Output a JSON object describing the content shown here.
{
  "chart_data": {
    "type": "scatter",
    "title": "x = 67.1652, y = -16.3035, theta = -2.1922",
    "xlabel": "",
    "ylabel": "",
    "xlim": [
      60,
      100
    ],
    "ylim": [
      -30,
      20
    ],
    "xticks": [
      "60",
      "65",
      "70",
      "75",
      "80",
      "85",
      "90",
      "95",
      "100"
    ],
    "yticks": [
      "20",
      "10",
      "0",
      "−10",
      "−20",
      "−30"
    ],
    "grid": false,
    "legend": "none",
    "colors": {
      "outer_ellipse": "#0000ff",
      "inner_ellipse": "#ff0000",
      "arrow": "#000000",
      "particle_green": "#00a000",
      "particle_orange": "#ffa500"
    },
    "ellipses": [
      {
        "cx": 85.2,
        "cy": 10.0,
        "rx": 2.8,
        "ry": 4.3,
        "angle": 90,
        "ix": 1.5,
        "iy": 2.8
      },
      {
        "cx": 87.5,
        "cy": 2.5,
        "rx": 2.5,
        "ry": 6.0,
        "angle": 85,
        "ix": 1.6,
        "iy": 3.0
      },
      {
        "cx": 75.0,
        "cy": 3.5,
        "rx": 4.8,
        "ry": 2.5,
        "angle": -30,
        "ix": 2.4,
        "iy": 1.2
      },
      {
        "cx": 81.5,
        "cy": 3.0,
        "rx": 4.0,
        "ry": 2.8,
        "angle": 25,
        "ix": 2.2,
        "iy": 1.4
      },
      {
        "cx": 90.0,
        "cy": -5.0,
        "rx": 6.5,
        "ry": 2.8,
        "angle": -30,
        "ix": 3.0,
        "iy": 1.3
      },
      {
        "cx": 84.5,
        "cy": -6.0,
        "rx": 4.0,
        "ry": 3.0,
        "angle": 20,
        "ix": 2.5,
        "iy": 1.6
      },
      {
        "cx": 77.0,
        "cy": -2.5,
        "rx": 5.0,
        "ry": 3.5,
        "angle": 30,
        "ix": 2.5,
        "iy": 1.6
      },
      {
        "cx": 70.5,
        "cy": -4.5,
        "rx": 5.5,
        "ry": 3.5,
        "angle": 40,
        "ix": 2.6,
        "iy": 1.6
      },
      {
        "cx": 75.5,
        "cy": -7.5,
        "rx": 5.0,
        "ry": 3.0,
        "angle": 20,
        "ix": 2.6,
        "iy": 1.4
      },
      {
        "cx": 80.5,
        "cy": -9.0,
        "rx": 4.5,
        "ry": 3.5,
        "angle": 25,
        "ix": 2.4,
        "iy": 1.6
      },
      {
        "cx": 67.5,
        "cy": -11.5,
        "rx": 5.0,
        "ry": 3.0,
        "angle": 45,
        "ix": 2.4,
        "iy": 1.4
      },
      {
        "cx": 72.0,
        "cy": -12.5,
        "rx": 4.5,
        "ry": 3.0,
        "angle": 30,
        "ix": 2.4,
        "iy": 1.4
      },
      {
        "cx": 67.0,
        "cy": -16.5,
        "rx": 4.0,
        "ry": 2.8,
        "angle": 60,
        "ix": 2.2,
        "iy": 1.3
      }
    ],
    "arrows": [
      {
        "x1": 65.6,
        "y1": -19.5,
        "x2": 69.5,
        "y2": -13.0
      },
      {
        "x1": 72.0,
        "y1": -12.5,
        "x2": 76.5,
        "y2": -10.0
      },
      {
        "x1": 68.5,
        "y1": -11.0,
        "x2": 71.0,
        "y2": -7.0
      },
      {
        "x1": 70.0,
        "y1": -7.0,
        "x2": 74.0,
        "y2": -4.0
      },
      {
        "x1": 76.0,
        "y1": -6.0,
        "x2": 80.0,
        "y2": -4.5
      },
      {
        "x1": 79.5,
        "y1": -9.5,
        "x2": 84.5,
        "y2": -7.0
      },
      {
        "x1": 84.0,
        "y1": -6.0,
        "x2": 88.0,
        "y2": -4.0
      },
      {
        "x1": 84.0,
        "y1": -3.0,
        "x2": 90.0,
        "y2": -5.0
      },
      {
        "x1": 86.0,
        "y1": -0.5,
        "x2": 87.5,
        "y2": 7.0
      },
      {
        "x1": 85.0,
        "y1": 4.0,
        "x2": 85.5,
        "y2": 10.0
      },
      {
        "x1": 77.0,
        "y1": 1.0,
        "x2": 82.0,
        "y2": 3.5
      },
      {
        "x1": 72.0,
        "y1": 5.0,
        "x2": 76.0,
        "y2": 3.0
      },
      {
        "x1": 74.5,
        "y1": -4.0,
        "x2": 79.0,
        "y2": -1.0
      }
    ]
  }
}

- [Required work] Quote each line above in full, word for word.

- [Result for this exercise]
Output a JSON object describing the content shown here.
{
  "chart_data": {
    "type": "scatter",
    "title": "x = 67.1652, y = -16.3035, theta = -2.1922",
    "xlabel": "",
    "ylabel": "",
    "xlim": [
      60,
      100
    ],
    "ylim": [
      -30,
      20
    ],
    "xticks": [
      "60",
      "65",
      "70",
      "75",
      "80",
      "85",
      "90",
      "95",
      "100"
    ],
    "yticks": [
      "20",
      "10",
      "0",
      "−10",
      "−20",
      "−30"
    ],
    "grid": false,
    "legend": "none",
    "colors": {
      "outer_ellipse": "#0000ff",
      "inner_ellipse": "#ff0000",
      "arrow": "#000000",
      "particle_green": "#00a000",
      "particle_orange": "#ffa500"
    },
    "ellipses": [
      {
        "cx": 85.2,
        "cy": 10.0,
        "rx": 2.8,
        "ry": 4.3,
        "angle": 90,
        "ix": 1.5,
        "iy": 2.8
      },
      {
        "cx": 87.5,
        "cy": 2.5,
        "rx": 2.5,
        "ry": 6.0,
        "angle": 85,
        "ix": 1.6,
        "iy": 3.0
      },
      {
        "cx": 75.0,
        "cy": 3.5,
        "rx": 4.8,
        "ry": 2.5,
        "angle": -30,
        "ix": 2.4,
        "iy": 1.2
      },
      {
        "cx": 81.5,
        "cy": 3.0,
        "rx": 4.0,
        "ry": 2.8,
        "angle": 25,
        "ix": 2.2,
        "iy": 1.4
      },
      {
        "cx": 90.0,
        "cy": -5.0,
        "rx": 6.5,
        "ry": 2.8,
        "angle": -30,
        "ix": 3.0,
        "iy": 1.3
      },
      {
        "cx": 84.5,
        "cy": -6.0,
        "rx": 4.0,
        "ry": 3.0,
        "angle": 20,
        "ix": 2.5,
        "iy": 1.6
      },
      {
        "cx": 77.0,
        "cy": -2.5,
        "rx": 5.0,
        "ry": 3.5,
        "angle": 30,
        "ix": 2.5,
        "iy": 1.6
      },
      {
        "cx": 70.5,
        "cy": -4.5,
        "rx": 5.5,
        "ry": 3.5,
        "angle": 40,
        "ix": 2.6,
        "iy": 1.6
      },
      {
        "cx": 75.5,
        "cy": -7.5,
        "rx": 5.0,
        "ry": 3.0,
        "angle": 20,
        "ix": 2.6,
        "iy": 1.4
      },
      {
        "cx": 80.5,
        "cy": -9.0,
        "rx": 4.5,
        "ry": 3.5,
        "angle": 25,
        "ix": 2.4,
        "iy": 1.6
      },
      {
        "cx": 67.5,
        "cy": -11.5,
        "rx": 5.0,
        "ry": 3.0,
        "angle": 45,
        "ix": 2.4,
        "iy": 1.4
      },
      {
        "cx": 72.0,
        "cy": -12.5,
        "rx": 4.5,
        "ry": 3.0,
        "angle": 30,
        "ix": 2.4,
        "iy": 1.4
      },
      {
        "cx": 67.0,
        "cy": -16.5,
        "rx": 4.0,
        "ry": 2.8,
        "angle": 60,
        "ix": 2.2,
        "iy": 1.3
      }
    ],
    "arrows": [
      {
        "x1": 65.6,
        "y1": -19.5,
        "x2": 69.5,
        "y2": -13.0
      },
      {
        "x1": 72.0,
        "y1": -12.5,
        "x2": 76.5,
        "y2": -10.0
      },
      {
        "x1": 68.5,
        "y1": -11.0,
        "x2": 71.0,
        "y2": -7.0
      },
      {
        "x1": 70.0,
        "y1": -7.0,
        "x2": 74.0,
        "y2": -4.0
      },
      {
        "x1": 76.0,
        "y1": -6.0,
        "x2": 80.0,
        "y2": -4.5
      },
      {
        "x1": 79.5,
        "y1": -9.5,
        "x2": 84.5,
        "y2": -7.0
      },
      {
        "x1": 84.0,
        "y1": -6.0,
        "x2": 88.0,
        "y2": -4.0
      },
      {
        "x1": 84.0,
        "y1": -3.0,
        "x2": 90.0,
        "y2": -5.0
      },
      {
        "x1": 86.0,
        "y1": -0.5,
        "x2": 87.5,
        "y2": 7.0
      },
      {
        "x1": 85.0,
        "y1": 4.0,
        "x2": 85.5,
        "y2": 10.0
      },
      {
        "x1": 77.0,
        "y1": 1.0,
        "x2": 82.0,
        "y2": 3.5
      },
      {
        "x1": 72.0,
        "y1": 5.0,
        "x2": 76.0,
        "y2": 3.0
      },
      {
        "x1": 74.5,
        "y1": -4.0,
        "x2": 79.0,
        "y2": -1.0
      }
    ]
  }
}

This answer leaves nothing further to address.